━━━━━ Supplied material ━━━━━

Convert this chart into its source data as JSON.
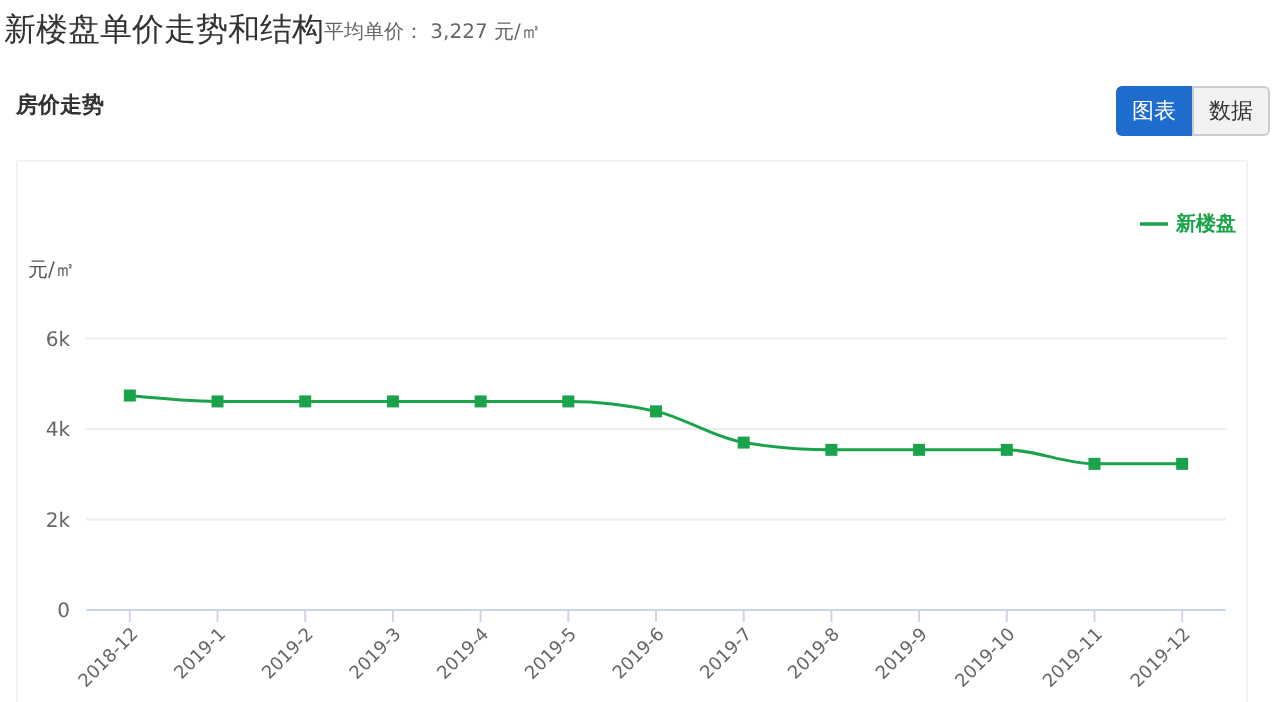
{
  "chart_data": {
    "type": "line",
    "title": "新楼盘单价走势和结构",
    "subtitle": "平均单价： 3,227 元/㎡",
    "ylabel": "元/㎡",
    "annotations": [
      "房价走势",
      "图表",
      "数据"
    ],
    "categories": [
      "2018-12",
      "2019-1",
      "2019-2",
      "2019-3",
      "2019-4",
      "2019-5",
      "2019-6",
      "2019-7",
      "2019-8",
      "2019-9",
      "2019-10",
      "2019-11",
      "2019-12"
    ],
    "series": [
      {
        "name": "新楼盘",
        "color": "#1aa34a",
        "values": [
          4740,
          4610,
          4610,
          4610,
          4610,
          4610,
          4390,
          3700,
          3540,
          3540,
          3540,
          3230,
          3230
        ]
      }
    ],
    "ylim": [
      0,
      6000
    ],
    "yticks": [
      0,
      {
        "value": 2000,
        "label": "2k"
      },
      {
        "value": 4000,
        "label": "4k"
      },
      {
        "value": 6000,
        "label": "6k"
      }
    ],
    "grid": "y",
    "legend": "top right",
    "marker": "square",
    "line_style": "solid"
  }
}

━━━━━
━━━━━ Supplied material ━━━━━

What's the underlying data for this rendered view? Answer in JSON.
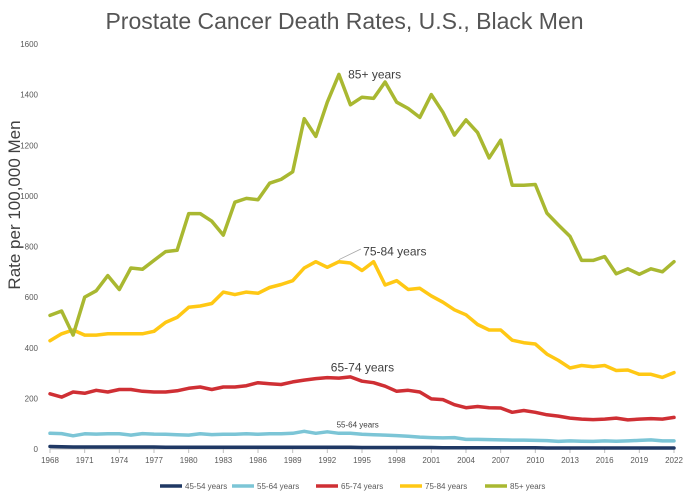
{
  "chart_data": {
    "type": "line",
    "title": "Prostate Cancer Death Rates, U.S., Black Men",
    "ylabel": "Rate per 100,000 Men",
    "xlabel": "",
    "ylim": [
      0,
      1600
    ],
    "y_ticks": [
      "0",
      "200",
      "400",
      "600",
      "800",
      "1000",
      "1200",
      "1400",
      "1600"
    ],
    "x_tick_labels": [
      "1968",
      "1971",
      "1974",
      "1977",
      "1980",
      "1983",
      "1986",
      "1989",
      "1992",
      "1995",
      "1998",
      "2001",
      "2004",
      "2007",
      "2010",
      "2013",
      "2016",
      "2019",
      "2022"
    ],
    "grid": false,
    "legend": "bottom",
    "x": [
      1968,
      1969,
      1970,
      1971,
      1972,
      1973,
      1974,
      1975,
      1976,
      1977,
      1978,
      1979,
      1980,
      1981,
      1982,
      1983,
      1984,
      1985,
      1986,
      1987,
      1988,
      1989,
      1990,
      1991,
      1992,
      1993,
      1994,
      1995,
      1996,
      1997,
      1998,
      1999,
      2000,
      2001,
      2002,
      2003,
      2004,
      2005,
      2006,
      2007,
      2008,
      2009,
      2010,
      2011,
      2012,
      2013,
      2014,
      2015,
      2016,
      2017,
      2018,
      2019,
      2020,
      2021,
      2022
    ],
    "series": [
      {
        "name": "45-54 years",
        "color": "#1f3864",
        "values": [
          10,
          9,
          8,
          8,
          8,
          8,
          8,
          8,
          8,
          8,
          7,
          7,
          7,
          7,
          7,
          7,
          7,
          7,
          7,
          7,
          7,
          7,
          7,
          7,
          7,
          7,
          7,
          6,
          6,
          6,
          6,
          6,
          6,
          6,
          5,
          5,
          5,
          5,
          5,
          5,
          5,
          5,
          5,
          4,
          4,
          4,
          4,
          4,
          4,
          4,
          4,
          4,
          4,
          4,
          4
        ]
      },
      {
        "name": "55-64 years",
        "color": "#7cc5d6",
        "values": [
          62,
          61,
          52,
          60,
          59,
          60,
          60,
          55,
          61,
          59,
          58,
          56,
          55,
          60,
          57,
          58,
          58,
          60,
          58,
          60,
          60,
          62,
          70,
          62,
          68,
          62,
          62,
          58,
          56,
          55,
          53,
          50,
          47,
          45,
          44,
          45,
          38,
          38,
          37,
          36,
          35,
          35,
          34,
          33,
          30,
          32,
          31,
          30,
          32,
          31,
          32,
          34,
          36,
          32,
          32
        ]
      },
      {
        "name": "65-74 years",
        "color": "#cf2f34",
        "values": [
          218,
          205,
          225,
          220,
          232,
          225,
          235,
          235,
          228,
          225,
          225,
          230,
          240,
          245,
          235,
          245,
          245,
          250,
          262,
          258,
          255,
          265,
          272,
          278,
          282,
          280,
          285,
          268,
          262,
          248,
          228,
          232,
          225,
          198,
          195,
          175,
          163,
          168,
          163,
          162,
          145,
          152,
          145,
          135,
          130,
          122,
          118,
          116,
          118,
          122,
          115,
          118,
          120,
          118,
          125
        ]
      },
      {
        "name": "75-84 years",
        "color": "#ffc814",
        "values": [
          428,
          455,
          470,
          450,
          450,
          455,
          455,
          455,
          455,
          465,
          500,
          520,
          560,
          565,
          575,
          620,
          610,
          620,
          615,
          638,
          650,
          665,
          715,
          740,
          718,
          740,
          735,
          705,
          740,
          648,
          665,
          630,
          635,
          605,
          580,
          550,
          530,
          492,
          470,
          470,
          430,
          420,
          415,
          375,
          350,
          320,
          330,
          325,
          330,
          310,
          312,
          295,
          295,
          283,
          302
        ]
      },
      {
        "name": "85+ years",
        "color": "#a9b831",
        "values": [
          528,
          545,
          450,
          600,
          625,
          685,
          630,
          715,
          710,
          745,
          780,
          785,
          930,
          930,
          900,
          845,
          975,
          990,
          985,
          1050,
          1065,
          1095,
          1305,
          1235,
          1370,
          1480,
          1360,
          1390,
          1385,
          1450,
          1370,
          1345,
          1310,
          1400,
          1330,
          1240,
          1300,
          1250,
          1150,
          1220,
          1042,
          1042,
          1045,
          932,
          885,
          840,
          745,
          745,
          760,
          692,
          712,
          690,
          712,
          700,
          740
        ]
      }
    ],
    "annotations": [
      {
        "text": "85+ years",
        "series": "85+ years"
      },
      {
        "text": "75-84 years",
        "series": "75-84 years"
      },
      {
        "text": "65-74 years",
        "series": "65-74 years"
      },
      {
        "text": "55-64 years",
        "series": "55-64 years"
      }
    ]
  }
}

━━━━━
━━━━━ Supplied material ━━━━━

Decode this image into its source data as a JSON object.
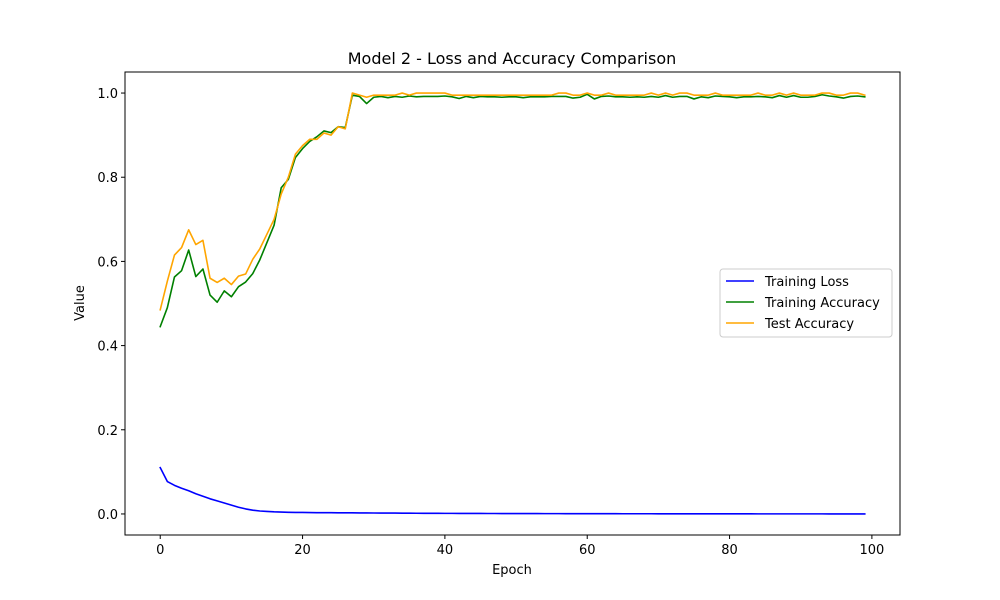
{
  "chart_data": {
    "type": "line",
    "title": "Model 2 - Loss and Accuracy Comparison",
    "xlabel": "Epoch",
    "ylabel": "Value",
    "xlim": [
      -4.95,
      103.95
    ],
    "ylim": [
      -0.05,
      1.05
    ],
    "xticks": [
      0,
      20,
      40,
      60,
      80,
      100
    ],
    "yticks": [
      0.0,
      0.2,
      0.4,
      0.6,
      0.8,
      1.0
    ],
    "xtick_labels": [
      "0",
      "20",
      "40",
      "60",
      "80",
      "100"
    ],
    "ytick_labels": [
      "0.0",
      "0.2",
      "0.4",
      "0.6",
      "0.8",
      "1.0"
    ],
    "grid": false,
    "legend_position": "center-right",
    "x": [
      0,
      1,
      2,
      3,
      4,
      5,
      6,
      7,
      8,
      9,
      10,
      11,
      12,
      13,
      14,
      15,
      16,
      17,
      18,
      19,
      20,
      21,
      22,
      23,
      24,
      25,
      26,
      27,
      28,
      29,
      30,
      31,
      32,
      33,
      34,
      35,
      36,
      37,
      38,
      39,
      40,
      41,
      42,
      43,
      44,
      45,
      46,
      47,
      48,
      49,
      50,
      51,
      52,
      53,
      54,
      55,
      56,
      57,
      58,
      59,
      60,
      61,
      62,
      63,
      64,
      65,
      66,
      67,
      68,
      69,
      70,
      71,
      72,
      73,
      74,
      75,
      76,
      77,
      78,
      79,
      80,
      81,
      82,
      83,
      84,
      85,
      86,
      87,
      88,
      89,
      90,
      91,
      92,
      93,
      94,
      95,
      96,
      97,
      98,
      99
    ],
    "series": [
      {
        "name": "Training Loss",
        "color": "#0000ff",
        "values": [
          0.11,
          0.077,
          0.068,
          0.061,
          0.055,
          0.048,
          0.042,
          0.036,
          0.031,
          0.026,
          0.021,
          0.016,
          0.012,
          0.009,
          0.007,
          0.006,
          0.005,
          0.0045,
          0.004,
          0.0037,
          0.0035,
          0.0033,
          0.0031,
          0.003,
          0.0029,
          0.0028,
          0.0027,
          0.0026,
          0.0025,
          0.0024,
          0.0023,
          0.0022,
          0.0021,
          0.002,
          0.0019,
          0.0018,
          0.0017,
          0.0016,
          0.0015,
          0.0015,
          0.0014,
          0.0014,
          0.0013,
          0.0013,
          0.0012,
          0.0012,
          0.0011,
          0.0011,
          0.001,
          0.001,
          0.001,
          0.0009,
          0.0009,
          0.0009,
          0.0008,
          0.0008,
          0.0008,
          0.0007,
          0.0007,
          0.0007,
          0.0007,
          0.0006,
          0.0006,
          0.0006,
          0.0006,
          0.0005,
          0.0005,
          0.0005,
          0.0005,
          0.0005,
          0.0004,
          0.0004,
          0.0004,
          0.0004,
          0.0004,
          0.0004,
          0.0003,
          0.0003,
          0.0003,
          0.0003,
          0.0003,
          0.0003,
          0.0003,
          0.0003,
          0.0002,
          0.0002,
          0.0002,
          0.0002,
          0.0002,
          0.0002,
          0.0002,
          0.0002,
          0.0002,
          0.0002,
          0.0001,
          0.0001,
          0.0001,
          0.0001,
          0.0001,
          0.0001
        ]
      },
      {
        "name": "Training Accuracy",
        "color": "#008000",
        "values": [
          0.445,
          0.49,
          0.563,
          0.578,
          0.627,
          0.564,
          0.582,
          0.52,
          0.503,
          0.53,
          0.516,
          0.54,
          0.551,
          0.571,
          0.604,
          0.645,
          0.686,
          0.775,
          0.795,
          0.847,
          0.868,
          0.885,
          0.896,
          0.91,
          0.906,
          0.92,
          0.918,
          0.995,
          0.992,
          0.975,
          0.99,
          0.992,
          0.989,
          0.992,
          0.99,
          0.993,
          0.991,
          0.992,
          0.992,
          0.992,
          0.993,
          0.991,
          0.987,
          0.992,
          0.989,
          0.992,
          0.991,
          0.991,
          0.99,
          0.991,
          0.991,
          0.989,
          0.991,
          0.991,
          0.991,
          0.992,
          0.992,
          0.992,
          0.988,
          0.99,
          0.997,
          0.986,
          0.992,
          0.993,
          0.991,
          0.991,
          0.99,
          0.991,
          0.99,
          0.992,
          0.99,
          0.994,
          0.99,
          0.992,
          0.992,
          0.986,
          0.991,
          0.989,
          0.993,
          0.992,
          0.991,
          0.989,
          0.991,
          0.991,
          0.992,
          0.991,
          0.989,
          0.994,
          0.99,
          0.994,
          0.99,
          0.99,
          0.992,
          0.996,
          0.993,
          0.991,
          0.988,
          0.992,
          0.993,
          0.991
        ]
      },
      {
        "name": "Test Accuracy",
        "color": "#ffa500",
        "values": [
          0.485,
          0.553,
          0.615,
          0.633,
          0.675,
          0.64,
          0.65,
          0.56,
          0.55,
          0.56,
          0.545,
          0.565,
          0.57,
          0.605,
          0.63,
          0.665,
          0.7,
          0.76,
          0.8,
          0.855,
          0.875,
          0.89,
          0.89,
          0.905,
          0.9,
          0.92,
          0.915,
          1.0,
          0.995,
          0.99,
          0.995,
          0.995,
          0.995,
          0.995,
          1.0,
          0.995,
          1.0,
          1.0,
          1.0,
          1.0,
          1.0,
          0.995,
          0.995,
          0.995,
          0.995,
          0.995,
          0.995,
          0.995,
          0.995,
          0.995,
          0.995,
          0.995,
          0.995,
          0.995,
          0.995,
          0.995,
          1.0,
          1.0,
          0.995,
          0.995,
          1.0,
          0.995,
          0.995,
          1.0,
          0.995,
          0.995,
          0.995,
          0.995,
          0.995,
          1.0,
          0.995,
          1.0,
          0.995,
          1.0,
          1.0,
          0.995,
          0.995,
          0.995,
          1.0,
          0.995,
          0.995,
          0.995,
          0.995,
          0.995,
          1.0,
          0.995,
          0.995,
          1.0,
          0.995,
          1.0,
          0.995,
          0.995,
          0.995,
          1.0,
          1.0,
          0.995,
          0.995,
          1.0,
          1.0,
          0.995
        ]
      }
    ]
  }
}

━━━━━

**What is being asked:** Which lines contain the word "into"? Copy each of them.

**Solution below:**
Convert this chart into its source data as JSON.
Decode this image into its source data as a JSON object.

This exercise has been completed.